YOUR INSTRUCTIONS> Quote the items word for word, beginning with their first line and ending after the line that contains "winner-entry: 1757William St".

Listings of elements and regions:
+++
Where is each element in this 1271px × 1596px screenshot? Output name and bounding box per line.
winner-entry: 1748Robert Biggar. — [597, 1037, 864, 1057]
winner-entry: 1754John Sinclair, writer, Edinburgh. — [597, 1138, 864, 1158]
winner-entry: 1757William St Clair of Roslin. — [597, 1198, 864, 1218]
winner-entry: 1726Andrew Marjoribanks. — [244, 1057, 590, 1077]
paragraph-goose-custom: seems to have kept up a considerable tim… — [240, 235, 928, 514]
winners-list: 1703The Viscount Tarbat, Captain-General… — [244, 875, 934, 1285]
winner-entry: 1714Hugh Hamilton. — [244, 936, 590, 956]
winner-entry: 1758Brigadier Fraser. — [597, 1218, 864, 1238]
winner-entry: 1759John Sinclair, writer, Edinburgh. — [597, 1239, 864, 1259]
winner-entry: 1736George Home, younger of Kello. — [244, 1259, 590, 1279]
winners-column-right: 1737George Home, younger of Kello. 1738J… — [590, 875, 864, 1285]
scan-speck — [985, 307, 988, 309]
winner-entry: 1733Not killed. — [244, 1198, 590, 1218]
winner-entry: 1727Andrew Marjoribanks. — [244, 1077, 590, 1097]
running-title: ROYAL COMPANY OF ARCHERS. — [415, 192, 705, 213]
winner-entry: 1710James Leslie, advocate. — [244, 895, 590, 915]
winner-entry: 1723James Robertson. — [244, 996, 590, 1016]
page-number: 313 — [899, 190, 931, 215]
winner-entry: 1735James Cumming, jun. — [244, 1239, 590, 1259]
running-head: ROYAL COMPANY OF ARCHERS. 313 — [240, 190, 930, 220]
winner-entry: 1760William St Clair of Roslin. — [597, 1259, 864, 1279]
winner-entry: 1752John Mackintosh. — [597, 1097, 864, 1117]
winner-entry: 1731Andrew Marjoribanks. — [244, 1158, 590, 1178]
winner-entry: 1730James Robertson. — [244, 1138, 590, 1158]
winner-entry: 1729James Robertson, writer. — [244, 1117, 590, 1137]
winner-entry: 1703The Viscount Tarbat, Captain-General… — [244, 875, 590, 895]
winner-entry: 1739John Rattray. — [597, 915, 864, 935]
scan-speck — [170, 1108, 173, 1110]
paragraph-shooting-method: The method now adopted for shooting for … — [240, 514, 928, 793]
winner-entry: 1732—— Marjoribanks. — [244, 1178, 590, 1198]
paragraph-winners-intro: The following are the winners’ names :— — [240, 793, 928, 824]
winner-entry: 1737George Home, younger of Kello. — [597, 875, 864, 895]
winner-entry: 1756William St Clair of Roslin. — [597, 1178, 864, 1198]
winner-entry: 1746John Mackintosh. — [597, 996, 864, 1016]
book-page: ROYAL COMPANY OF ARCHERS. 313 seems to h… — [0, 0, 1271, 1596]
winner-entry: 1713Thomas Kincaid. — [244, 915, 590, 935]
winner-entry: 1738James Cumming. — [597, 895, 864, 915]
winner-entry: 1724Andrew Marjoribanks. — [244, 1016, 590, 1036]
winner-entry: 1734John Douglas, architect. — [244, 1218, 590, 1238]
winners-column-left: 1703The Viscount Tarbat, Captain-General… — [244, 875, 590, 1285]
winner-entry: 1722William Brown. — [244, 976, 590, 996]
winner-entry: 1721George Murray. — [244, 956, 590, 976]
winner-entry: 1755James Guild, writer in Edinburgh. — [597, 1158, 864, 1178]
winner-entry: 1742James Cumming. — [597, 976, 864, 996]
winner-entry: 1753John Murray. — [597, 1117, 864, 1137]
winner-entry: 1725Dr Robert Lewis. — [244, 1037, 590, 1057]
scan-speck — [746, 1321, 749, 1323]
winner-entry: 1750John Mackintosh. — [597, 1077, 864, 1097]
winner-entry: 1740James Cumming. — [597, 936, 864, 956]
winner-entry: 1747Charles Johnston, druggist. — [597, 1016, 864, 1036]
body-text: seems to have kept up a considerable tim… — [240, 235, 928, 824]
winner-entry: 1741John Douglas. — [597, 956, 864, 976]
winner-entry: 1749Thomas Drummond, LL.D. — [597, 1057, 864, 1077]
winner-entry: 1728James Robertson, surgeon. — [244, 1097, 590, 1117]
+++
OUTPUT FOR THIS TASK>
Where is each element in this 1271px × 1596px screenshot? Output name and bounding box per line.
winner-entry: 1748Robert Biggar. — [597, 1037, 864, 1057]
winner-entry: 1754John Sinclair, writer, Edinburgh. — [597, 1138, 864, 1158]
winner-entry: 1757William St Clair of Roslin. — [597, 1198, 864, 1218]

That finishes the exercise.